- **Short exercise**: Reproduce the records below in full and exactly, without their images.

- **Exercise material**:
'''
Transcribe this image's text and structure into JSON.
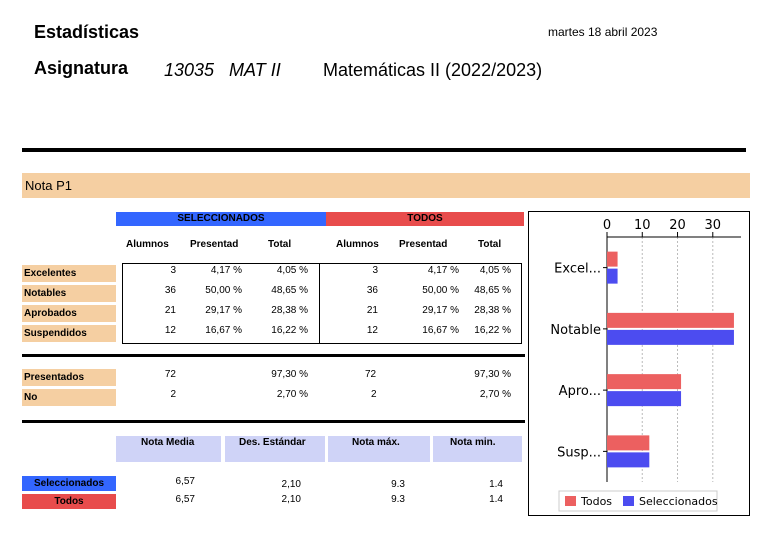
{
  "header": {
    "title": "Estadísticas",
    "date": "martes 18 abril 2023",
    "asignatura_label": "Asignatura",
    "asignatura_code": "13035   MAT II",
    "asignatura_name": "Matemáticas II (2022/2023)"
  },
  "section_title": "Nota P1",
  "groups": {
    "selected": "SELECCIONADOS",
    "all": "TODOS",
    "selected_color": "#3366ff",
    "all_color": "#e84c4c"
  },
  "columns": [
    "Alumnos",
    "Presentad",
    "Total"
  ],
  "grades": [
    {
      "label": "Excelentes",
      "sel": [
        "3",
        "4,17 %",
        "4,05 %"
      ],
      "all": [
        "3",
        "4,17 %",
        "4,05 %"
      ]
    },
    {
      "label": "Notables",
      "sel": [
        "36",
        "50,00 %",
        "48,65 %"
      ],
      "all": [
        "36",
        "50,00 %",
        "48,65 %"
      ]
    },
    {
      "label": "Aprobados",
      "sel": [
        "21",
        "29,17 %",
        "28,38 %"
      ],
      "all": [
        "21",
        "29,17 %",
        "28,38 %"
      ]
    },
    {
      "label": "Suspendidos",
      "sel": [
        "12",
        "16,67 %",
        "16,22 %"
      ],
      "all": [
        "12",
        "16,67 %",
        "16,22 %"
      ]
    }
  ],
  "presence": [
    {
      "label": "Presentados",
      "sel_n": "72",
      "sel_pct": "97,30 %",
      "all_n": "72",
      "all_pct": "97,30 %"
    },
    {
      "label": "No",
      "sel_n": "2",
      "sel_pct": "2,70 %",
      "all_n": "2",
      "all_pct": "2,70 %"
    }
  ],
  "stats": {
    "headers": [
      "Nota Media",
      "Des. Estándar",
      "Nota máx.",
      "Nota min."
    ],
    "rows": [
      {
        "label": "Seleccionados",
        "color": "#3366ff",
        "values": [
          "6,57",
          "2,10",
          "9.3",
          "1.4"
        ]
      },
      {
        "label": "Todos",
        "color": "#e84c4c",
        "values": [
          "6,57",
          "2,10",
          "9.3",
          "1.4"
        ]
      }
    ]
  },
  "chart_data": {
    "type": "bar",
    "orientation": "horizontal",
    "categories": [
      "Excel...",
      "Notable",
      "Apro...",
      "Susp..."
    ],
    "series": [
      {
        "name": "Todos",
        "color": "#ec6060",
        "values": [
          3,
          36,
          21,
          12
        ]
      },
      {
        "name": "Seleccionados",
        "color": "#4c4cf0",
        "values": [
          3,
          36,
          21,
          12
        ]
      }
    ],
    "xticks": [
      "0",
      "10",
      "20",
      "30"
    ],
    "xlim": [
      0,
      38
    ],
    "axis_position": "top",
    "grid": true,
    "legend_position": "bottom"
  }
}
'''
- **Task output**:
Transcribe this image's text and structure into JSON.
{
  "header": {
    "title": "Estadísticas",
    "date": "martes 18 abril 2023",
    "asignatura_label": "Asignatura",
    "asignatura_code": "13035   MAT II",
    "asignatura_name": "Matemáticas II (2022/2023)"
  },
  "section_title": "Nota P1",
  "groups": {
    "selected": "SELECCIONADOS",
    "all": "TODOS",
    "selected_color": "#3366ff",
    "all_color": "#e84c4c"
  },
  "columns": [
    "Alumnos",
    "Presentad",
    "Total"
  ],
  "grades": [
    {
      "label": "Excelentes",
      "sel": [
        "3",
        "4,17 %",
        "4,05 %"
      ],
      "all": [
        "3",
        "4,17 %",
        "4,05 %"
      ]
    },
    {
      "label": "Notables",
      "sel": [
        "36",
        "50,00 %",
        "48,65 %"
      ],
      "all": [
        "36",
        "50,00 %",
        "48,65 %"
      ]
    },
    {
      "label": "Aprobados",
      "sel": [
        "21",
        "29,17 %",
        "28,38 %"
      ],
      "all": [
        "21",
        "29,17 %",
        "28,38 %"
      ]
    },
    {
      "label": "Suspendidos",
      "sel": [
        "12",
        "16,67 %",
        "16,22 %"
      ],
      "all": [
        "12",
        "16,67 %",
        "16,22 %"
      ]
    }
  ],
  "presence": [
    {
      "label": "Presentados",
      "sel_n": "72",
      "sel_pct": "97,30 %",
      "all_n": "72",
      "all_pct": "97,30 %"
    },
    {
      "label": "No",
      "sel_n": "2",
      "sel_pct": "2,70 %",
      "all_n": "2",
      "all_pct": "2,70 %"
    }
  ],
  "stats": {
    "headers": [
      "Nota Media",
      "Des. Estándar",
      "Nota máx.",
      "Nota min."
    ],
    "rows": [
      {
        "label": "Seleccionados",
        "color": "#3366ff",
        "values": [
          "6,57",
          "2,10",
          "9.3",
          "1.4"
        ]
      },
      {
        "label": "Todos",
        "color": "#e84c4c",
        "values": [
          "6,57",
          "2,10",
          "9.3",
          "1.4"
        ]
      }
    ]
  },
  "chart_data": {
    "type": "bar",
    "orientation": "horizontal",
    "categories": [
      "Excel...",
      "Notable",
      "Apro...",
      "Susp..."
    ],
    "series": [
      {
        "name": "Todos",
        "color": "#ec6060",
        "values": [
          3,
          36,
          21,
          12
        ]
      },
      {
        "name": "Seleccionados",
        "color": "#4c4cf0",
        "values": [
          3,
          36,
          21,
          12
        ]
      }
    ],
    "xticks": [
      "0",
      "10",
      "20",
      "30"
    ],
    "xlim": [
      0,
      38
    ],
    "axis_position": "top",
    "grid": true,
    "legend_position": "bottom"
  }
}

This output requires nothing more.